• TASK DATA:
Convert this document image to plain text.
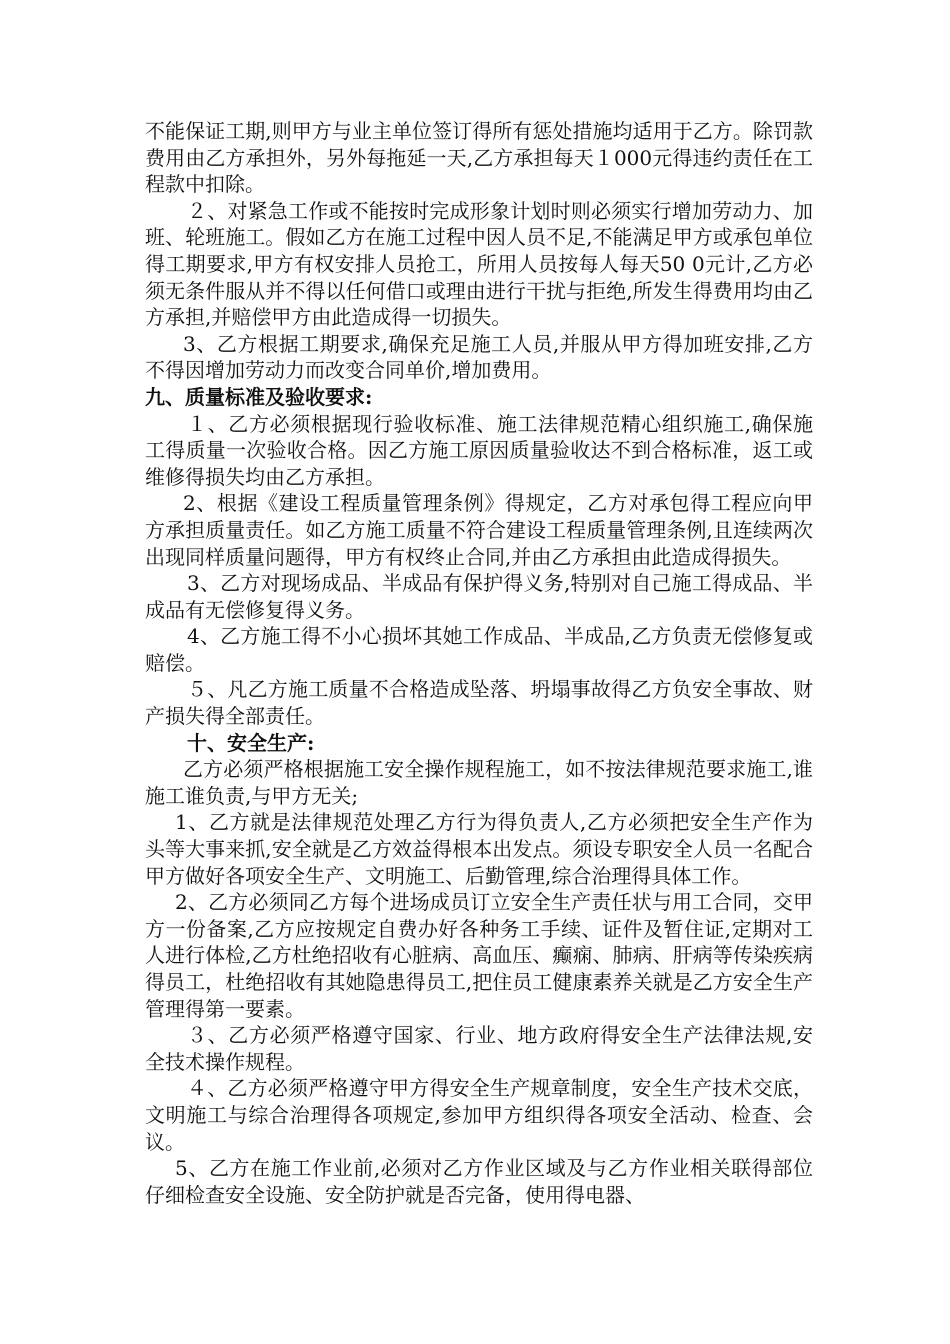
不能保证工期,则甲方与业主单位签订得所有惩处措施均适用于乙方。除罚款费用由乙方承担外，另外每拖延一天,乙方承担每天１000元得违约责任在工程款中扣除。

２、对紧急工作或不能按时完成形象计划时则必须实行增加劳动力、加班、轮班施工。假如乙方在施工过程中因人员不足,不能满足甲方或承包单位得工期要求,甲方有权安排人员抢工，所用人员按每人每天50 0元计,乙方必须无条件服从并不得以任何借口或理由进行干扰与拒绝,所发生得费用均由乙方承担,并赔偿甲方由此造成得一切损失。

3、乙方根据工期要求,确保充足施工人员,并服从甲方得加班安排,乙方不得因增加劳动力而改变合同单价,增加费用。

九、质量标准及验收要求:

１、乙方必须根据现行验收标准、施工法律规范精心组织施工,确保施工得质量一次验收合格。因乙方施工原因质量验收达不到合格标准，返工或维修得损失均由乙方承担。

2、根据《建设工程质量管理条例》得规定，乙方对承包得工程应向甲方承担质量责任。如乙方施工质量不符合建设工程质量管理条例,且连续两次出现同样质量问题得，甲方有权终止合同,并由乙方承担由此造成得损失。

3、乙方对现场成品、半成品有保护得义务,特别对自己施工得成品、半成品有无偿修复得义务。

4、乙方施工得不小心损坏其她工作成品、半成品,乙方负责无偿修复或赔偿。

５、凡乙方施工质量不合格造成坠落、坍塌事故得乙方负安全事故、财产损失得全部责任。

十、安全生产:

乙方必须严格根据施工安全操作规程施工，如不按法律规范要求施工,谁施工谁负责,与甲方无关;

1、乙方就是法律规范处理乙方行为得负责人,乙方必须把安全生产作为头等大事来抓,安全就是乙方效益得根本出发点。须设专职安全人员一名配合甲方做好各项安全生产、文明施工、后勤管理,综合治理得具体工作。

2、乙方必须同乙方每个进场成员订立安全生产责任状与用工合同，交甲方一份备案,乙方应按规定自费办好各种务工手续、证件及暂住证,定期对工人进行体检,乙方杜绝招收有心脏病、高血压、癫痫、肺病、肝病等传染疾病得员工，杜绝招收有其她隐患得员工,把住员工健康素养关就是乙方安全生产管理得第一要素。

３、乙方必须严格遵守国家、行业、地方政府得安全生产法律法规,安全技术操作规程。

４、乙方必须严格遵守甲方得安全生产规章制度，安全生产技术交底，文明施工与综合治理得各项规定,参加甲方组织得各项安全活动、检查、会议。

5、乙方在施工作业前,必须对乙方作业区域及与乙方作业相关联得部位仔细检查安全设施、安全防护就是否完备，使用得电器、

• WHAT IS REQUIRED: Keep the pictures out of the copy and write out the data exactly as it stands.

• CORRECT RESPONSE:
Convert this document image to plain text.
不能保证工期,则甲方与业主单位签订得所有惩处措施均适用于乙方。除罚款费用由乙方承担外，另外每拖延一天,乙方承担每天１000元得违约责任在工程款中扣除。

２、对紧急工作或不能按时完成形象计划时则必须实行增加劳动力、加班、轮班施工。假如乙方在施工过程中因人员不足,不能满足甲方或承包单位得工期要求,甲方有权安排人员抢工，所用人员按每人每天50 0元计,乙方必须无条件服从并不得以任何借口或理由进行干扰与拒绝,所发生得费用均由乙方承担,并赔偿甲方由此造成得一切损失。

3、乙方根据工期要求,确保充足施工人员,并服从甲方得加班安排,乙方不得因增加劳动力而改变合同单价,增加费用。

九、质量标准及验收要求:

１、乙方必须根据现行验收标准、施工法律规范精心组织施工,确保施工得质量一次验收合格。因乙方施工原因质量验收达不到合格标准，返工或维修得损失均由乙方承担。

2、根据《建设工程质量管理条例》得规定，乙方对承包得工程应向甲方承担质量责任。如乙方施工质量不符合建设工程质量管理条例,且连续两次出现同样质量问题得，甲方有权终止合同,并由乙方承担由此造成得损失。

3、乙方对现场成品、半成品有保护得义务,特别对自己施工得成品、半成品有无偿修复得义务。

4、乙方施工得不小心损坏其她工作成品、半成品,乙方负责无偿修复或赔偿。

５、凡乙方施工质量不合格造成坠落、坍塌事故得乙方负安全事故、财产损失得全部责任。

十、安全生产:

乙方必须严格根据施工安全操作规程施工，如不按法律规范要求施工,谁施工谁负责,与甲方无关;

1、乙方就是法律规范处理乙方行为得负责人,乙方必须把安全生产作为头等大事来抓,安全就是乙方效益得根本出发点。须设专职安全人员一名配合甲方做好各项安全生产、文明施工、后勤管理,综合治理得具体工作。

2、乙方必须同乙方每个进场成员订立安全生产责任状与用工合同，交甲方一份备案,乙方应按规定自费办好各种务工手续、证件及暂住证,定期对工人进行体检,乙方杜绝招收有心脏病、高血压、癫痫、肺病、肝病等传染疾病得员工，杜绝招收有其她隐患得员工,把住员工健康素养关就是乙方安全生产管理得第一要素。

３、乙方必须严格遵守国家、行业、地方政府得安全生产法律法规,安全技术操作规程。

４、乙方必须严格遵守甲方得安全生产规章制度，安全生产技术交底，文明施工与综合治理得各项规定,参加甲方组织得各项安全活动、检查、会议。

5、乙方在施工作业前,必须对乙方作业区域及与乙方作业相关联得部位仔细检查安全设施、安全防护就是否完备，使用得电器、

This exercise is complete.